===== Record set =====

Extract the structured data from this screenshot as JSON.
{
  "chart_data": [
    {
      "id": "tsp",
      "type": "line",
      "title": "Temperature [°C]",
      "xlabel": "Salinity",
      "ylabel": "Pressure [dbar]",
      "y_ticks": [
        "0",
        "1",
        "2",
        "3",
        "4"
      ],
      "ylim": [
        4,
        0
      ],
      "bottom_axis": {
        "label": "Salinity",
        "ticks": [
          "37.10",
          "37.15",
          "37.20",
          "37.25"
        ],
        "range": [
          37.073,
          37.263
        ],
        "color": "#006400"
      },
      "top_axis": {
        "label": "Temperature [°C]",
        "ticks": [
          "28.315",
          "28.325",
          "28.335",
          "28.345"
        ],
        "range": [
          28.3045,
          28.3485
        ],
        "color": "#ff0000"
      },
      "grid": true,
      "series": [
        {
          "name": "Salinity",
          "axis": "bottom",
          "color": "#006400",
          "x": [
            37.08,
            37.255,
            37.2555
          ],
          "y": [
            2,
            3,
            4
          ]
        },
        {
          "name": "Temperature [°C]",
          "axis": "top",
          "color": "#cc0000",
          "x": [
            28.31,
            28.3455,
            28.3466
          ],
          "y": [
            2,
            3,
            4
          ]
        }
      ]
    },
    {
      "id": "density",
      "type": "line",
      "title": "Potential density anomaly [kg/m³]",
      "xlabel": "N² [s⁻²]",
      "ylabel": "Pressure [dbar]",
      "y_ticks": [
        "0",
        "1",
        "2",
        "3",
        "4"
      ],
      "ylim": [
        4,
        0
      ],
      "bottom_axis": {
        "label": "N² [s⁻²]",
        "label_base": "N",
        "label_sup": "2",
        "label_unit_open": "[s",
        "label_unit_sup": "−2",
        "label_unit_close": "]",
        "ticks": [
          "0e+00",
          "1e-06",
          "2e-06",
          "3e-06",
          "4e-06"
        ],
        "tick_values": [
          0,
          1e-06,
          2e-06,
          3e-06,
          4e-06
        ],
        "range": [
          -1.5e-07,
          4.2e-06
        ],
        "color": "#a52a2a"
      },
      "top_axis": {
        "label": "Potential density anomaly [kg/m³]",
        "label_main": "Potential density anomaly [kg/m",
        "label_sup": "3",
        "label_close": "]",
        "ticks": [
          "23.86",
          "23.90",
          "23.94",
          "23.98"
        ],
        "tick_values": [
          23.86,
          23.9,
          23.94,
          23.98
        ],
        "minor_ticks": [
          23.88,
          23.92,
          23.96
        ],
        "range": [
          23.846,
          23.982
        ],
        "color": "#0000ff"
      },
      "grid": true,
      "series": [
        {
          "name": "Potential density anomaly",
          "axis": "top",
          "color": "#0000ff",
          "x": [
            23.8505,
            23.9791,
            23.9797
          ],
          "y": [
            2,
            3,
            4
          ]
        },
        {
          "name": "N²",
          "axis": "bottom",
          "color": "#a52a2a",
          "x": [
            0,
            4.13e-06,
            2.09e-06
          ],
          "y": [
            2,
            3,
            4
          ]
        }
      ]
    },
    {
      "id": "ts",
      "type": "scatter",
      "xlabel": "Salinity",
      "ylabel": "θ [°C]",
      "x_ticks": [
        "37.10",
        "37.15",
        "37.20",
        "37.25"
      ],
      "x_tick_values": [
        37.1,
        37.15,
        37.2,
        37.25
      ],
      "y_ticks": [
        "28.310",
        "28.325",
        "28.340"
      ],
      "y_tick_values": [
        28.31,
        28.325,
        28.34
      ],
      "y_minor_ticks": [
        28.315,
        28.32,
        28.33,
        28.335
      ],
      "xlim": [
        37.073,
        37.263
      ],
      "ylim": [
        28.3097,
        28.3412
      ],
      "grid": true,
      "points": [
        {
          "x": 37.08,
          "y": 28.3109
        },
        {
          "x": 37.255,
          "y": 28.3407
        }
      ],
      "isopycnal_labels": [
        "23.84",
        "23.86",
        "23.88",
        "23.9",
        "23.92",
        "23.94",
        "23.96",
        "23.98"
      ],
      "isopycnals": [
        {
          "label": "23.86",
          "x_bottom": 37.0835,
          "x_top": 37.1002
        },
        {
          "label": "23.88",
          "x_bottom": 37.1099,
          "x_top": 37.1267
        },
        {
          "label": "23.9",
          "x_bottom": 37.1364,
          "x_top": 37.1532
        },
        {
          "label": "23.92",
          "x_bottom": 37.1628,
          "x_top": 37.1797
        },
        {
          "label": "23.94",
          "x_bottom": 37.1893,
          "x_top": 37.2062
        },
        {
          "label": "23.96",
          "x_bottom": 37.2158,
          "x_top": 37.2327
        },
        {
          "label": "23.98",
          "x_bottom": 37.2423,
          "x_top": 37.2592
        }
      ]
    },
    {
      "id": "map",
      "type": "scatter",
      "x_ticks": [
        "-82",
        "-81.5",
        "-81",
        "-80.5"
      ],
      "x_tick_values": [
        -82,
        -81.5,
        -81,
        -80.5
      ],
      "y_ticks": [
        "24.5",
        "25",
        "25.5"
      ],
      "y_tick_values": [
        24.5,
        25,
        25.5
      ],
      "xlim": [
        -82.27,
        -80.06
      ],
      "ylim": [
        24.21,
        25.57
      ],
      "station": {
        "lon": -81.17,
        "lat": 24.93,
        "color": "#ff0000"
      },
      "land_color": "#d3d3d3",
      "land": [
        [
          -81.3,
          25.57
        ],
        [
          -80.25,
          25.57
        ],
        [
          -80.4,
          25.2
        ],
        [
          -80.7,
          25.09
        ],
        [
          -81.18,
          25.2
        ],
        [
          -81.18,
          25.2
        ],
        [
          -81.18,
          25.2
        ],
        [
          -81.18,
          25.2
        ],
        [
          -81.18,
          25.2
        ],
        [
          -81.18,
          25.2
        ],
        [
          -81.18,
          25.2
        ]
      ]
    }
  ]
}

=====

[Problem requirements]: Go through the records above and copy every line with the word "name".

[Result]:
          "name": "Salinity",
          "name": "Temperature [°C]",
          "name": "Potential density anomaly",
          "name": "N²",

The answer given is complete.